#### [WHAT THE EXERCISE ASKS]
Scan the listing below and copy every line holding "norma".
[DATA IN THIS EXERCISE start]
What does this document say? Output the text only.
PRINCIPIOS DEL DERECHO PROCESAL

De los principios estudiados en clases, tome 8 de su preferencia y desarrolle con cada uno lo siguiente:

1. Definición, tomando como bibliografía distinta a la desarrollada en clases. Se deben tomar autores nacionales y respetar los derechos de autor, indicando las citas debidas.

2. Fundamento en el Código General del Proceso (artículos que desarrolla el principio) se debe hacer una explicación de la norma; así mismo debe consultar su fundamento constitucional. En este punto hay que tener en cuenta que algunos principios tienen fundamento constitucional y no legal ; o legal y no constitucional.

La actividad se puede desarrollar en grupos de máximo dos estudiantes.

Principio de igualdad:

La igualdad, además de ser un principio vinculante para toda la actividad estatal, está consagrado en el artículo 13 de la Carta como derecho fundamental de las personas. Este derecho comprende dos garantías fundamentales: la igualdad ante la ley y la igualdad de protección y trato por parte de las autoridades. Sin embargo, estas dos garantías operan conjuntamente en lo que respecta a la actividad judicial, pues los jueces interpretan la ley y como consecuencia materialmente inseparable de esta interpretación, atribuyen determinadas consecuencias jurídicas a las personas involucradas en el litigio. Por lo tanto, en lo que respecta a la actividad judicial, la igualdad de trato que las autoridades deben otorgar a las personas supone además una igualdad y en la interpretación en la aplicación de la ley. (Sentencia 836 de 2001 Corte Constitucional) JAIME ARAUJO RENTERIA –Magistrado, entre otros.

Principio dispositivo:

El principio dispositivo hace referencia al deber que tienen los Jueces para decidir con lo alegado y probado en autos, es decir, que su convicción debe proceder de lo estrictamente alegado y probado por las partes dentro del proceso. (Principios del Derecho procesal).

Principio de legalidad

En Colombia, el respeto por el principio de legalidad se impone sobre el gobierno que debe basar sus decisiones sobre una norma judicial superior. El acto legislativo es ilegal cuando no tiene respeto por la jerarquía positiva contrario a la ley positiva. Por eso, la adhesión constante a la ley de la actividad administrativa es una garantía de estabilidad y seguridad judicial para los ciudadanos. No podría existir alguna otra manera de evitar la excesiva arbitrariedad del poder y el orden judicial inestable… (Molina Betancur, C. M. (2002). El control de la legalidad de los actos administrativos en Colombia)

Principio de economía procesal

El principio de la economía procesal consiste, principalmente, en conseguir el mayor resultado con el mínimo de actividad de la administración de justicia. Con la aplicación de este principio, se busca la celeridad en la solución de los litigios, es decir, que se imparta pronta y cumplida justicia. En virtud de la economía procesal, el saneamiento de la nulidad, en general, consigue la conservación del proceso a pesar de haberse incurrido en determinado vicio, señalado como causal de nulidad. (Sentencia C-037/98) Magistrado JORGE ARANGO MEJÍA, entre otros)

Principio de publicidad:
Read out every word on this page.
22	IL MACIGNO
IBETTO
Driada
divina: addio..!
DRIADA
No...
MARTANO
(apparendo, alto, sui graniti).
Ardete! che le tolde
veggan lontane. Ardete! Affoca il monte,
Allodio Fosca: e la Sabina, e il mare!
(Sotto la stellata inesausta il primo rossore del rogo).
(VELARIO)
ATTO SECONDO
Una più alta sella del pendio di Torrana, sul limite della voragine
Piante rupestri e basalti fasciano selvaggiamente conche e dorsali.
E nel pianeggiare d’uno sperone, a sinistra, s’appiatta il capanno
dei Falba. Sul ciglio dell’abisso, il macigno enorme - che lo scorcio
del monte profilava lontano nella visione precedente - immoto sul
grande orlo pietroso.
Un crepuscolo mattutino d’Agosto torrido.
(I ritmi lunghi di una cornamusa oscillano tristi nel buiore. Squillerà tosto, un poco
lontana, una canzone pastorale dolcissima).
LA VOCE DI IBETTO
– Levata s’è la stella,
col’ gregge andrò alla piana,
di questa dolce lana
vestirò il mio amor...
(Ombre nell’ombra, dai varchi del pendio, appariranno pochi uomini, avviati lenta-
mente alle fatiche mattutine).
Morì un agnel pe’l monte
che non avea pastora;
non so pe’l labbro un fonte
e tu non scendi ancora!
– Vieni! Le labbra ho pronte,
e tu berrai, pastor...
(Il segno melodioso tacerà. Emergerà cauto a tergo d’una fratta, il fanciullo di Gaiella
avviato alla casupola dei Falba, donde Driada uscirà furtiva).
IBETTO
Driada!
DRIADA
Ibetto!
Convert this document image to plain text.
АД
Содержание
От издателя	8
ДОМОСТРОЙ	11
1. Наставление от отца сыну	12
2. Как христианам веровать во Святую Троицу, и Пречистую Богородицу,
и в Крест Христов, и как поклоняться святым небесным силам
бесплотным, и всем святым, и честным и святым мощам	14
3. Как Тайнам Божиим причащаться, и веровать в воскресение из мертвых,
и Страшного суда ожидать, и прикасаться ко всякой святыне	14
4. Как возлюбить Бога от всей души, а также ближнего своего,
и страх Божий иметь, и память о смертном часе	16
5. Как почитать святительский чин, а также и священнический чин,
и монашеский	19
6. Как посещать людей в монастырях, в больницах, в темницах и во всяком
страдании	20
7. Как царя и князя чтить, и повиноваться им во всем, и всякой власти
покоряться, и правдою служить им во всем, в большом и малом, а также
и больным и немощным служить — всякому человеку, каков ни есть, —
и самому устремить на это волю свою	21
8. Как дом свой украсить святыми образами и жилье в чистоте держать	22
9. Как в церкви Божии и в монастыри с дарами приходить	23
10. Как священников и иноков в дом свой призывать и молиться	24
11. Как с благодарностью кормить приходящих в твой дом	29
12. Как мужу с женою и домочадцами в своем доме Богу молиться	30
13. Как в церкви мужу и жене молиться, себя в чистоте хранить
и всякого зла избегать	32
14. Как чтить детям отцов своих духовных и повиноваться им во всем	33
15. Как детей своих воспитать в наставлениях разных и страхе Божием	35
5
[DATA IN THIS EXERCISE end]
#### [ANSWER TO THIS PROBLEM]
2. Fundamento en el Código General del Proceso (artículos que desarrolla el principio) se debe hacer una explicación de la norma; así mismo debe consultar su fundamento constitucional. En este punto hay que tener en cuenta que algunos principios tienen fundamento constitucional y no legal ; o legal y no constitucional.
En Colombia, el respeto por el principio de legalidad se impone sobre el gobierno que debe basar sus decisiones sobre una norma judicial superior. El acto legislativo es ilegal cuando no tiene respeto por la jerarquía positiva contrario a la ley positiva. Por eso, la adhesión constante a la ley de la actividad administrativa es una garantía de estabilidad y seguridad judicial para los ciudadanos. No podría existir alguna otra manera de evitar la excesiva arbitrariedad del poder y el orden judicial inestable… (Molina Betancur, C. M. (2002). El control de la legalidad de los actos administrativos en Colombia)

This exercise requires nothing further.